__What the task asks__: Count how many lines below contain the word "name", then give that number alone.
* START The input *
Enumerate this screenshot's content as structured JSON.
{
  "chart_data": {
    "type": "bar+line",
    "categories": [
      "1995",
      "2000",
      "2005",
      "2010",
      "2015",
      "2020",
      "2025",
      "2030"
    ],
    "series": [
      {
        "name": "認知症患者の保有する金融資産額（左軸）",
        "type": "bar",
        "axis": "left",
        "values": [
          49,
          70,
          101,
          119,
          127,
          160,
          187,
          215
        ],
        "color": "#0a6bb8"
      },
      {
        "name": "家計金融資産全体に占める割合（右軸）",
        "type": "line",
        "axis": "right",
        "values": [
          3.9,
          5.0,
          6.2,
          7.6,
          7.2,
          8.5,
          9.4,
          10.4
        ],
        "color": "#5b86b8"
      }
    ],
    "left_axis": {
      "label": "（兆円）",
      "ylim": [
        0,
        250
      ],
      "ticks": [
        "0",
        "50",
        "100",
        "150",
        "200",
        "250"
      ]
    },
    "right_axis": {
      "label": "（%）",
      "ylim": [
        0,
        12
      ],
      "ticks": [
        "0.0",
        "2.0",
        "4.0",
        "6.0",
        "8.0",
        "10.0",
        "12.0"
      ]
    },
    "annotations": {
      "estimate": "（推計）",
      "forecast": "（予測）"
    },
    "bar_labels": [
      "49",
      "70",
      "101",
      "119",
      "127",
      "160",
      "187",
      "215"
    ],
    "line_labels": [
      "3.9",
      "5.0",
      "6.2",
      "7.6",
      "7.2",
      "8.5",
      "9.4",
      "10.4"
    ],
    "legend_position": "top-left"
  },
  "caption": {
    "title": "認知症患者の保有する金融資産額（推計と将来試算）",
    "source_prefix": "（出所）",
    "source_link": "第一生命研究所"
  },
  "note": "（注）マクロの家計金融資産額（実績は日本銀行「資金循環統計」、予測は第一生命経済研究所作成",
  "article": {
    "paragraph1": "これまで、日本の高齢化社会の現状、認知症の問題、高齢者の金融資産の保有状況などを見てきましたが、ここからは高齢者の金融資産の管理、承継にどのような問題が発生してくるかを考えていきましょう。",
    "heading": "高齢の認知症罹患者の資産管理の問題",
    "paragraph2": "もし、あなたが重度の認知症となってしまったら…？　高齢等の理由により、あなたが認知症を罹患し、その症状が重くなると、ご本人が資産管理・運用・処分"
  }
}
* END The input *
__Answer to this task__: 2